▶ **Части задания**
1) Пожалуйста, повторите без изменений отрывок из текста о Гоголе и Щепкине: от слов «Гоголь в пору» до слов «его смотрит Гоголь.» включительно.
2) Ответьте по тексту о Гоголе и Щепкине на вопросы, помечая ответы так же:
(а) Когда Гоголь впервые приезжал в Москву?
(б) В каком театре гастролировал Щепкин в Петербурге в июне 1832 года?
(в) Кто свидетельствовал, что имя Гоголя было уже «известно и дорого»?

▶ **Цитируемый текст**
◇ ◇ ◇

Щепкин.

1.

Гоголь в пору своей встречи с Щепкиным был уже автором «Вечеров на хуторе близ Диканьки». В первых числах июля 1832 года Гоголь впервые приезжал в Москву. Его имя, как свидетельствовал С. Т. Аксаков, было уже «известно и дорого». А в июне 1832 года Щепкин гастролировал в Петербурге в только что открытом Новом или Александринском театре, где его смотрит Гоголь.

◇ ◇ ◇

▶ **Фрагмент набора данных**
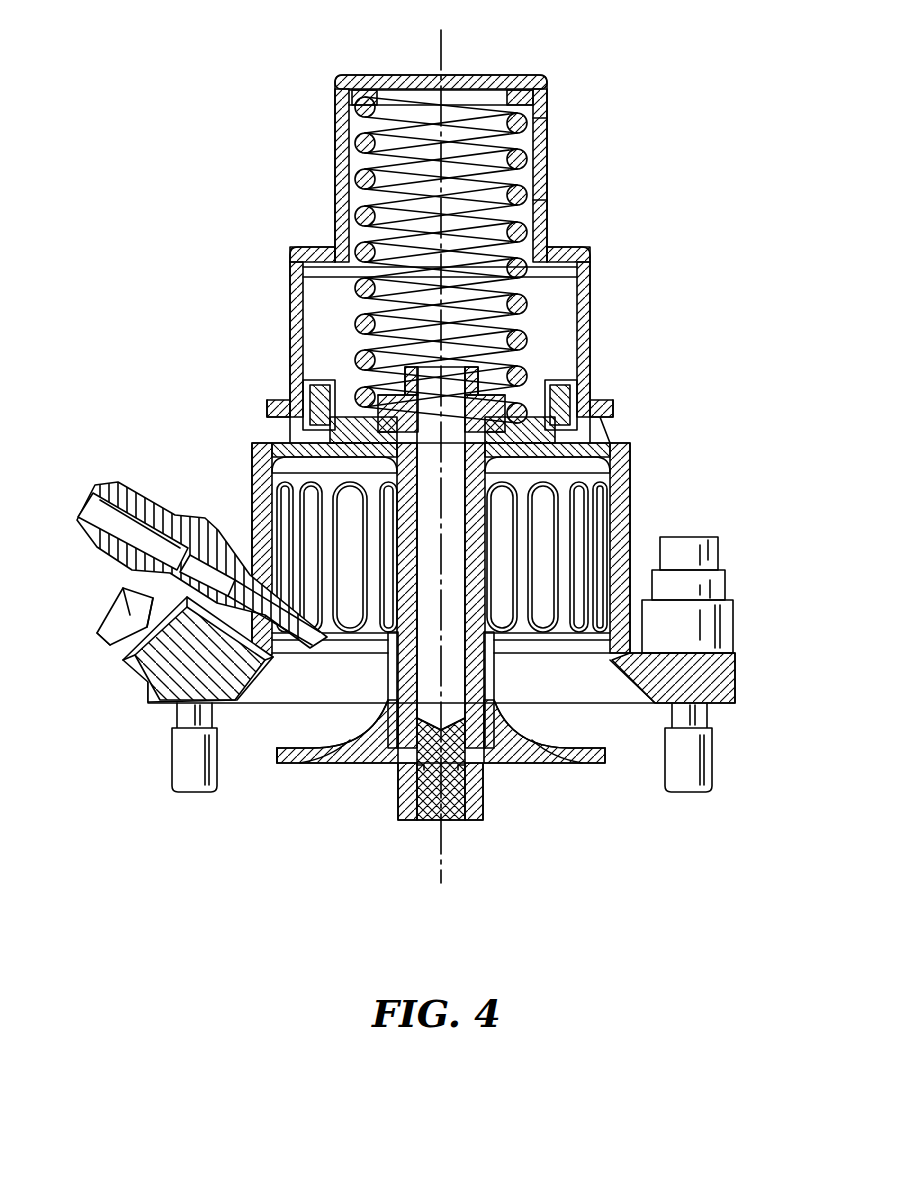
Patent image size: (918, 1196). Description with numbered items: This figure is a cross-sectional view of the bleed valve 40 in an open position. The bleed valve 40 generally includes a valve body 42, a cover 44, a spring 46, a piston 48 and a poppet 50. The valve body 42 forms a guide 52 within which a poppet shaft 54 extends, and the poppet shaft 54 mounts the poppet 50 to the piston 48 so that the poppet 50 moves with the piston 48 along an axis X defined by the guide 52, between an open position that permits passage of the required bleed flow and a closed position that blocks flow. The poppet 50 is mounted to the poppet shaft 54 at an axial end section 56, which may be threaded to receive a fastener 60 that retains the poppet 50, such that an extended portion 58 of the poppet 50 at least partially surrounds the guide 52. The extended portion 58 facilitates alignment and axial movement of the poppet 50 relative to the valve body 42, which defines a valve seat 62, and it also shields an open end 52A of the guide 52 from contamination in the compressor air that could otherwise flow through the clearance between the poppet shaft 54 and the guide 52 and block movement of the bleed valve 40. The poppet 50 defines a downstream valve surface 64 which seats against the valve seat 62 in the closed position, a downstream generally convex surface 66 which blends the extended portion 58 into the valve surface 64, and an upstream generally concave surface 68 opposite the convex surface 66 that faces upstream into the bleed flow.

◇ ◇ ◇

▶ **Ответы по заданиям**
1)
Гоголь в пору своей встречи с Щепкиным был уже автором «Вечеров на хуторе близ Диканьки». В первых числах июля 1832 года Гоголь впервые приезжал в Москву. Его имя, как свидетельствовал С. Т. Аксаков, было уже «известно и дорого». А в июне 1832 года Щепкин гастролировал в Петербурге в только что открытом Новом или Александринском театре, где его смотрит Гоголь.

2)
(а) В первых числах июля 1832 года.
(б) В только что открытом Новом, или Александринском, театре.
(в) С. Т. Аксаков.